> _Exercise details_
Go through the data below and copy it exactly, skipping every picture.

> _Records for this task_
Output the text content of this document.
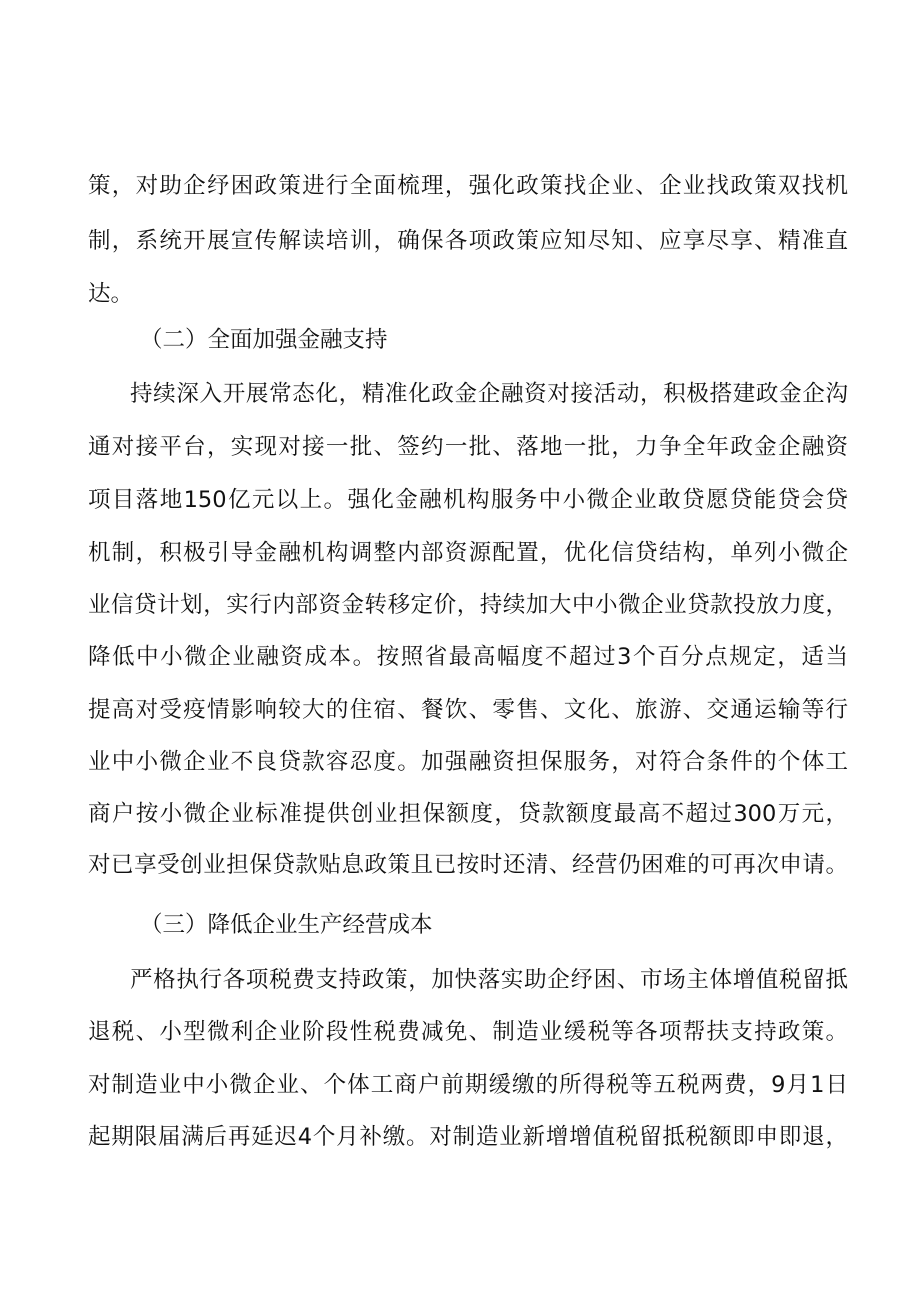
策，对助企纾困政策进行全面梳理，强化政策找企业、企业找政策双找机
制，系统开展宣传解读培训，确保各项政策应知尽知、应享尽享、精准直
达。
（二）全面加强金融支持
持续深入开展常态化，精准化政金企融资对接活动，积极搭建政金企沟
通对接平台，实现对接一批、签约一批、落地一批，力争全年政金企融资
项目落地150亿元以上。强化金融机构服务中小微企业敢贷愿贷能贷会贷
机制，积极引导金融机构调整内部资源配置，优化信贷结构，单列小微企
业信贷计划，实行内部资金转移定价，持续加大中小微企业贷款投放力度，
降低中小微企业融资成本。按照省最高幅度不超过3个百分点规定，适当
提高对受疫情影响较大的住宿、餐饮、零售、文化、旅游、交通运输等行
业中小微企业不良贷款容忍度。加强融资担保服务，对符合条件的个体工
商户按小微企业标准提供创业担保额度，贷款额度最高不超过300万元，
对已享受创业担保贷款贴息政策且已按时还清、经营仍困难的可再次申请。
（三）降低企业生产经营成本
严格执行各项税费支持政策，加快落实助企纾困、市场主体增值税留抵
退税、小型微利企业阶段性税费减免、制造业缓税等各项帮扶支持政策。
对制造业中小微企业、个体工商户前期缓缴的所得税等五税两费，9月1日
起期限届满后再延迟4个月补缴。对制造业新增增值税留抵税额即申即退，
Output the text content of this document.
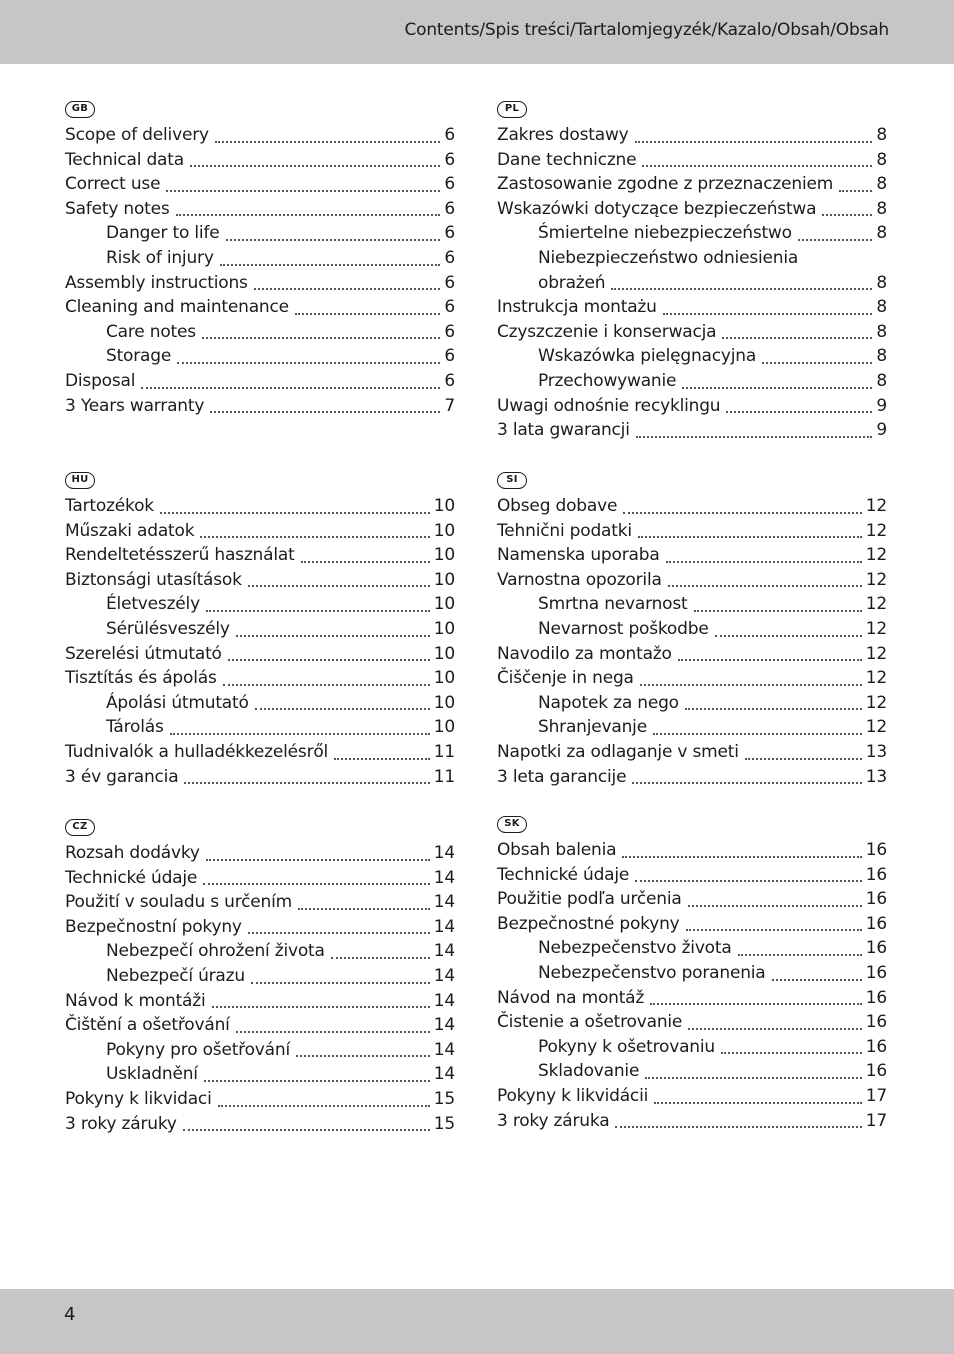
Contents/Spis treści/Tartalomjegyzék/Kazalo/Obsah/Obsah
GB
Scope of delivery	6
Technical data	6
Correct use	6
Safety notes	6
Danger to life	6
Risk of injury	6
Assembly instructions	6
Cleaning and maintenance	6
Care notes	6
Storage	6
Disposal	6
3 Years warranty	7
PL
Zakres dostawy	8
Dane techniczne	8
Zastosowanie zgodne z przeznaczeniem	8
Wskazówki dotyczące bezpieczeństwa	8
Śmiertelne niebezpieczeństwo	8
Niebezpieczeństwo odniesienia
obrażeń	8
Instrukcja montażu	8
Czyszczenie i konserwacja	8
Wskazówka pielęgnacyjna	8
Przechowywanie	8
Uwagi odnośnie recyklingu	9
3 lata gwarancji	9
HU
Tartozékok	10
Műszaki adatok	10
Rendeltetésszerű használat	10
Biztonsági utasítások	10
Életveszély	10
Sérülésveszély	10
Szerelési útmutató	10
Tisztítás és ápolás	10
Ápolási útmutató	10
Tárolás	10
Tudnivalók a hulladékkezelésről	11
3 év garancia	11
SI
Obseg dobave	12
Tehnični podatki	12
Namenska uporaba	12
Varnostna opozorila	12
Smrtna nevarnost	12
Nevarnost poškodbe	12
Navodilo za montažo	12
Čiščenje in nega	12
Napotek za nego	12
Shranjevanje	12
Napotki za odlaganje v smeti	13
3 leta garancije	13
CZ
Rozsah dodávky	14
Technické údaje	14
Použití v souladu s určením	14
Bezpečnostní pokyny	14
Nebezpečí ohrožení života	14
Nebezpečí úrazu	14
Návod k montáži	14
Čištění a ošetřování	14
Pokyny pro ošetřování	14
Uskladnění	14
Pokyny k likvidaci	15
3 roky záruky	15
SK
Obsah balenia	16
Technické údaje	16
Použitie podľa určenia	16
Bezpečnostné pokyny	16
Nebezpečenstvo života	16
Nebezpečenstvo poranenia	16
Návod na montáž	16
Čistenie a ošetrovanie	16
Pokyny k ošetrovaniu	16
Skladovanie	16
Pokyny k likvidácii	17
3 roky záruka	17
4
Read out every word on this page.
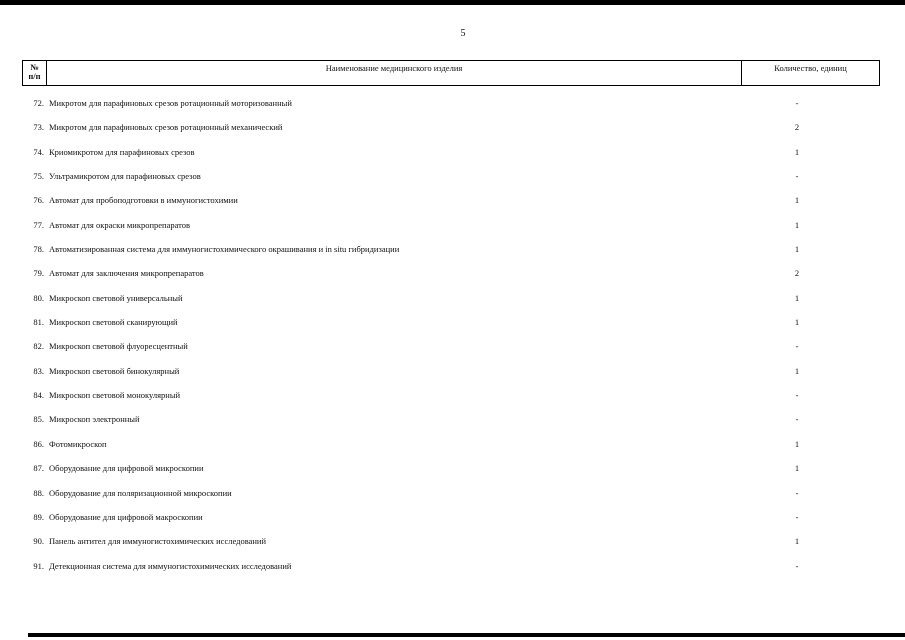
5
№
п/п
Наименование медицинского изделия	Количество, единиц
72. Микротом для парафиновых срезов ротационный моторизованный	-
73. Микротом для парафиновых срезов ротационный механический	2
74. Криомикротом для парафиновых срезов	1
75. Ультрамикротом для парафиновых срезов	-
76. Автомат для пробоподготовки в иммуногистохимии	1
77. Автомат для окраски микропрепаратов	1
78. Автоматизированная система для иммуногистохимического окрашивания и in situ гибридизации	1
79. Автомат для заключения микропрепаратов	2
80. Микроскоп световой универсальный	1
81. Микроскоп световой сканирующий	1
82. Микроскоп световой флуоресцентный	-
83. Микроскоп световой бинокулярный	1
84. Микроскоп световой монокулярный	-
85. Микроскоп электронный	-
86. Фотомикроскоп	1
87. Оборудование для цифровой микроскопии	1
88. Оборудование для поляризационной микроскопии	-
89. Оборудование для цифровой макроскопии	-
90. Панель антител для иммуногистохимических исследований	1
91. Детекционная система для иммуногистохимических исследований	-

> _Solution to the problem_
Output the text content of this document.
策，对助企纾困政策进行全面梳理，强化政策找企业、企业找政策双找机
制，系统开展宣传解读培训，确保各项政策应知尽知、应享尽享、精准直
达。
（二）全面加强金融支持
持续深入开展常态化，精准化政金企融资对接活动，积极搭建政金企沟
通对接平台，实现对接一批、签约一批、落地一批，力争全年政金企融资
项目落地150亿元以上。强化金融机构服务中小微企业敢贷愿贷能贷会贷
机制，积极引导金融机构调整内部资源配置，优化信贷结构，单列小微企
业信贷计划，实行内部资金转移定价，持续加大中小微企业贷款投放力度，
降低中小微企业融资成本。按照省最高幅度不超过3个百分点规定，适当
提高对受疫情影响较大的住宿、餐饮、零售、文化、旅游、交通运输等行
业中小微企业不良贷款容忍度。加强融资担保服务，对符合条件的个体工
商户按小微企业标准提供创业担保额度，贷款额度最高不超过300万元，
对已享受创业担保贷款贴息政策且已按时还清、经营仍困难的可再次申请。
（三）降低企业生产经营成本
严格执行各项税费支持政策，加快落实助企纾困、市场主体增值税留抵
退税、小型微利企业阶段性税费减免、制造业缓税等各项帮扶支持政策。
对制造业中小微企业、个体工商户前期缓缴的所得税等五税两费，9月1日
起期限届满后再延迟4个月补缴。对制造业新增增值税留抵税额即申即退，
Output the text content of this document.
Contents/Spis treści/Tartalomjegyzék/Kazalo/Obsah/Obsah
GB
Scope of delivery	6
Technical data	6
Correct use	6
Safety notes	6
Danger to life	6
Risk of injury	6
Assembly instructions	6
Cleaning and maintenance	6
Care notes	6
Storage	6
Disposal	6
3 Years warranty	7
PL
Zakres dostawy	8
Dane techniczne	8
Zastosowanie zgodne z przeznaczeniem	8
Wskazówki dotyczące bezpieczeństwa	8
Śmiertelne niebezpieczeństwo	8
Niebezpieczeństwo odniesienia
obrażeń	8
Instrukcja montażu	8
Czyszczenie i konserwacja	8
Wskazówka pielęgnacyjna	8
Przechowywanie	8
Uwagi odnośnie recyklingu	9
3 lata gwarancji	9
HU
Tartozékok	10
Műszaki adatok	10
Rendeltetésszerű használat	10
Biztonsági utasítások	10
Életveszély	10
Sérülésveszély	10
Szerelési útmutató	10
Tisztítás és ápolás	10
Ápolási útmutató	10
Tárolás	10
Tudnivalók a hulladékkezelésről	11
3 év garancia	11
SI
Obseg dobave	12
Tehnični podatki	12
Namenska uporaba	12
Varnostna opozorila	12
Smrtna nevarnost	12
Nevarnost poškodbe	12
Navodilo za montažo	12
Čiščenje in nega	12
Napotek za nego	12
Shranjevanje	12
Napotki za odlaganje v smeti	13
3 leta garancije	13
CZ
Rozsah dodávky	14
Technické údaje	14
Použití v souladu s určením	14
Bezpečnostní pokyny	14
Nebezpečí ohrožení života	14
Nebezpečí úrazu	14
Návod k montáži	14
Čištění a ošetřování	14
Pokyny pro ošetřování	14
Uskladnění	14
Pokyny k likvidaci	15
3 roky záruky	15
SK
Obsah balenia	16
Technické údaje	16
Použitie podľa určenia	16
Bezpečnostné pokyny	16
Nebezpečenstvo života	16
Nebezpečenstvo poranenia	16
Návod na montáž	16
Čistenie a ošetrovanie	16
Pokyny k ošetrovaniu	16
Skladovanie	16
Pokyny k likvidácii	17
3 roky záruka	17
4
Read out every word on this page.
5
№
п/п
Наименование медицинского изделия	Количество, единиц
72. Микротом для парафиновых срезов ротационный моторизованный	-
73. Микротом для парафиновых срезов ротационный механический	2
74. Криомикротом для парафиновых срезов	1
75. Ультрамикротом для парафиновых срезов	-
76. Автомат для пробоподготовки в иммуногистохимии	1
77. Автомат для окраски микропрепаратов	1
78. Автоматизированная система для иммуногистохимического окрашивания и in situ гибридизации	1
79. Автомат для заключения микропрепаратов	2
80. Микроскоп световой универсальный	1
81. Микроскоп световой сканирующий	1
82. Микроскоп световой флуоресцентный	-
83. Микроскоп световой бинокулярный	1
84. Микроскоп световой монокулярный	-
85. Микроскоп электронный	-
86. Фотомикроскоп	1
87. Оборудование для цифровой микроскопии	1
88. Оборудование для поляризационной микроскопии	-
89. Оборудование для цифровой макроскопии	-
90. Панель антител для иммуногистохимических исследований	1
91. Детекционная система для иммуногистохимических исследований	-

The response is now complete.